● **Written problem**: Tally up the lines where the string "name" appears; reply with the number only.

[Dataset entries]
_ _ _ _
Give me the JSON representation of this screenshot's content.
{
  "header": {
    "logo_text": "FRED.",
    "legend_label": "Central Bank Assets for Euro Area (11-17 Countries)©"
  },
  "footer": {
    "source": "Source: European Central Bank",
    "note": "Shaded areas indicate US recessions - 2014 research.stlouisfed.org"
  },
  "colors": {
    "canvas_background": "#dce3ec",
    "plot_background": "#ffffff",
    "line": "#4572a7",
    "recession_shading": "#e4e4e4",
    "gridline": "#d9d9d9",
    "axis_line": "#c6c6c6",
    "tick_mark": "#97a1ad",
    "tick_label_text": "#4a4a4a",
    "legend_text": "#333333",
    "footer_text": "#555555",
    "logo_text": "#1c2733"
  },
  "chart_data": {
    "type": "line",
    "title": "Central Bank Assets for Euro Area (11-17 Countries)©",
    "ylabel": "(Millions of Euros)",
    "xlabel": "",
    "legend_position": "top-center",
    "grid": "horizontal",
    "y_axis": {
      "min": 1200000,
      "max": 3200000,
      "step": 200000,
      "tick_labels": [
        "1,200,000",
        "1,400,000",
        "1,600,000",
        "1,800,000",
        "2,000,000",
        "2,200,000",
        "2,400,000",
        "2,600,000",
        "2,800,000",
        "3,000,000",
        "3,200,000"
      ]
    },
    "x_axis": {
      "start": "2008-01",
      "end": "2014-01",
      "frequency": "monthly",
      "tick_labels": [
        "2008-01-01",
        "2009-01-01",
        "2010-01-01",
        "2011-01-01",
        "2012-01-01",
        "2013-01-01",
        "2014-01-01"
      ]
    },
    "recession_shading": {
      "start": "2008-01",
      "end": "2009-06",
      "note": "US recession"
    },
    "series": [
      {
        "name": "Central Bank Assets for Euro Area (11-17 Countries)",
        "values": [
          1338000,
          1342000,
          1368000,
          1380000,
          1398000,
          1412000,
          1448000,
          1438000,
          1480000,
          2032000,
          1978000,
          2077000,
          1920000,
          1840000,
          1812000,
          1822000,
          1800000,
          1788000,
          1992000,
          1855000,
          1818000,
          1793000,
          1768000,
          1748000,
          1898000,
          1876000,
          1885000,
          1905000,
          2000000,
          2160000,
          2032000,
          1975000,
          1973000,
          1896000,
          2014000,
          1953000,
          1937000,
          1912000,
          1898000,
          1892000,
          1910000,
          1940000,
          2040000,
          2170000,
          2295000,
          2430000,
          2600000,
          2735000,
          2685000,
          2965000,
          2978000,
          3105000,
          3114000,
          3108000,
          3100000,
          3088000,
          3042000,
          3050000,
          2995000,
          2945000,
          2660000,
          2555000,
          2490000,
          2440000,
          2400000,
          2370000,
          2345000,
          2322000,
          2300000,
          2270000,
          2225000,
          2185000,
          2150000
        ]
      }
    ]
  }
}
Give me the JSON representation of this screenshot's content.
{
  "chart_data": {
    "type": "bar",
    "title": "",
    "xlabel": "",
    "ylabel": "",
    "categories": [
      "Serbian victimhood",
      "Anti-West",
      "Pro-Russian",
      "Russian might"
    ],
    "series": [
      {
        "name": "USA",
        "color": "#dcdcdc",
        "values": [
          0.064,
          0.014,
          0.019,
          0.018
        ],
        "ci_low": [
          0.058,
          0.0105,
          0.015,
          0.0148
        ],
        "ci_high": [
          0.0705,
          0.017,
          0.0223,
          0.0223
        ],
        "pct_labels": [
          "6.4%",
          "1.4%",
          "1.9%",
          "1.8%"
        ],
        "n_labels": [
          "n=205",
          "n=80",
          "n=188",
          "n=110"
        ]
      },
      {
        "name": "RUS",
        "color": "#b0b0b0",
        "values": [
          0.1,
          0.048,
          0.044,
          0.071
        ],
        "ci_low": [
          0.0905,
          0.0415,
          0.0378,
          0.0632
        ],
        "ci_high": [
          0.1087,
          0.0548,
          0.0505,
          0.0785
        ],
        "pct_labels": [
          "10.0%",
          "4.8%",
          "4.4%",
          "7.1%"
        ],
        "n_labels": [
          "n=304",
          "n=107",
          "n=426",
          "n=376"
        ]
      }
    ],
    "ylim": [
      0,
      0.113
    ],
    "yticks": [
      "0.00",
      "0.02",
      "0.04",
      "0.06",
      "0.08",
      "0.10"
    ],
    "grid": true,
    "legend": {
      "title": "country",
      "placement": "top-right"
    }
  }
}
_ _ _ _
● **Answer to the problem**: 3